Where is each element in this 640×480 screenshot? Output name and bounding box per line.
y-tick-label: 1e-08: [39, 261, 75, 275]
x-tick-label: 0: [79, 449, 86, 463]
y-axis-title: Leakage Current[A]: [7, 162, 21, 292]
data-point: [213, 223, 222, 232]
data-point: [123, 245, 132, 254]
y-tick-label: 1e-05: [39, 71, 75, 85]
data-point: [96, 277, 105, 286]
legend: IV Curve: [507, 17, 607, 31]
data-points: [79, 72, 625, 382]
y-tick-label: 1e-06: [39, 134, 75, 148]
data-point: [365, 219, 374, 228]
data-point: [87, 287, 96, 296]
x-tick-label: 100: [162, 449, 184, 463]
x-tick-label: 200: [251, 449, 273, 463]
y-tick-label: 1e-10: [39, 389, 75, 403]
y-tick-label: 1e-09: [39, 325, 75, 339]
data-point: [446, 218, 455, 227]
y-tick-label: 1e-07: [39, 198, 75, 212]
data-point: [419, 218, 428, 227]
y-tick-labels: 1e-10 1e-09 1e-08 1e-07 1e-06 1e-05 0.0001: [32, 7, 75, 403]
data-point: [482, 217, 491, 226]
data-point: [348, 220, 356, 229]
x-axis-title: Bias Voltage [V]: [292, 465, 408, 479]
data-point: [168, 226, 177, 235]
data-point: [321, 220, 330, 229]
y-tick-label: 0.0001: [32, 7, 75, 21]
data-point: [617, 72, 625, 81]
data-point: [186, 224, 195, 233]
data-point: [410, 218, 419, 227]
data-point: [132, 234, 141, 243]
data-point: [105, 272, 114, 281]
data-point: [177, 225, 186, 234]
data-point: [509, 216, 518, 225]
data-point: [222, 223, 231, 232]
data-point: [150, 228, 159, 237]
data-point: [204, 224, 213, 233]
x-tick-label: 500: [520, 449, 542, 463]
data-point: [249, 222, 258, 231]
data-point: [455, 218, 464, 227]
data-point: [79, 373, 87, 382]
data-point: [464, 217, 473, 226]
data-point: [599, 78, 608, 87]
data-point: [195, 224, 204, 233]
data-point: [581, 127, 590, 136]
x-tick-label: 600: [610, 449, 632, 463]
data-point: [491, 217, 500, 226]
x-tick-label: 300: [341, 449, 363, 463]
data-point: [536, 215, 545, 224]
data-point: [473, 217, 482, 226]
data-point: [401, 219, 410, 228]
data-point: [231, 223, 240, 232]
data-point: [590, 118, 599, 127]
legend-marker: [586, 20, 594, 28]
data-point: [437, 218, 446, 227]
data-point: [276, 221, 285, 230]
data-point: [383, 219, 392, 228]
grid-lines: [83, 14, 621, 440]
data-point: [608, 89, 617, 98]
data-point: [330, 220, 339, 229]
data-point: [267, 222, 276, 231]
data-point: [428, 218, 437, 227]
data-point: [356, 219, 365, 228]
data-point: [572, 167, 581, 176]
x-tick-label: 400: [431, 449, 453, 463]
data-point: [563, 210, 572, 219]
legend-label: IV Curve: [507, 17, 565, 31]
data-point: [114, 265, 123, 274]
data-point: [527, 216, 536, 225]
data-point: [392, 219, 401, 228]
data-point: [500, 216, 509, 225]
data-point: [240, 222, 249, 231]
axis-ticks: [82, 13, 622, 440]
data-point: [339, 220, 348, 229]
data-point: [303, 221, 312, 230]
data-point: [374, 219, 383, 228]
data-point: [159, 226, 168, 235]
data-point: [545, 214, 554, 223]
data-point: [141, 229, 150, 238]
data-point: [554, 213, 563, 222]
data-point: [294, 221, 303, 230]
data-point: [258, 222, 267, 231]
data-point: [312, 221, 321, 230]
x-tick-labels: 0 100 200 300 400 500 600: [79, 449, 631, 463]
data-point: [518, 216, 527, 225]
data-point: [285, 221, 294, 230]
____
Can you output the rows verbatim, beginning with the first row and stopping after the row that contains "data-point: [177, 225, 186, 234]"?

Where is each element in this 640×480 screenshot? Output name and bounding box per line.
y-tick-label: 1e-08: [39, 261, 75, 275]
x-tick-label: 0: [79, 449, 86, 463]
y-axis-title: Leakage Current[A]: [7, 162, 21, 292]
data-point: [213, 223, 222, 232]
data-point: [123, 245, 132, 254]
y-tick-label: 1e-05: [39, 71, 75, 85]
data-point: [96, 277, 105, 286]
legend: IV Curve: [507, 17, 607, 31]
data-points: [79, 72, 625, 382]
y-tick-label: 1e-06: [39, 134, 75, 148]
data-point: [365, 219, 374, 228]
data-point: [87, 287, 96, 296]
x-tick-label: 100: [162, 449, 184, 463]
x-tick-label: 200: [251, 449, 273, 463]
y-tick-label: 1e-10: [39, 389, 75, 403]
y-tick-label: 1e-09: [39, 325, 75, 339]
data-point: [446, 218, 455, 227]
y-tick-label: 1e-07: [39, 198, 75, 212]
data-point: [419, 218, 428, 227]
y-tick-labels: 1e-10 1e-09 1e-08 1e-07 1e-06 1e-05 0.0001: [32, 7, 75, 403]
data-point: [482, 217, 491, 226]
data-point: [348, 220, 356, 229]
x-axis-title: Bias Voltage [V]: [292, 465, 408, 479]
data-point: [168, 226, 177, 235]
data-point: [321, 220, 330, 229]
y-tick-label: 0.0001: [32, 7, 75, 21]
data-point: [617, 72, 625, 81]
data-point: [186, 224, 195, 233]
data-point: [410, 218, 419, 227]
data-point: [132, 234, 141, 243]
data-point: [105, 272, 114, 281]
data-point: [177, 225, 186, 234]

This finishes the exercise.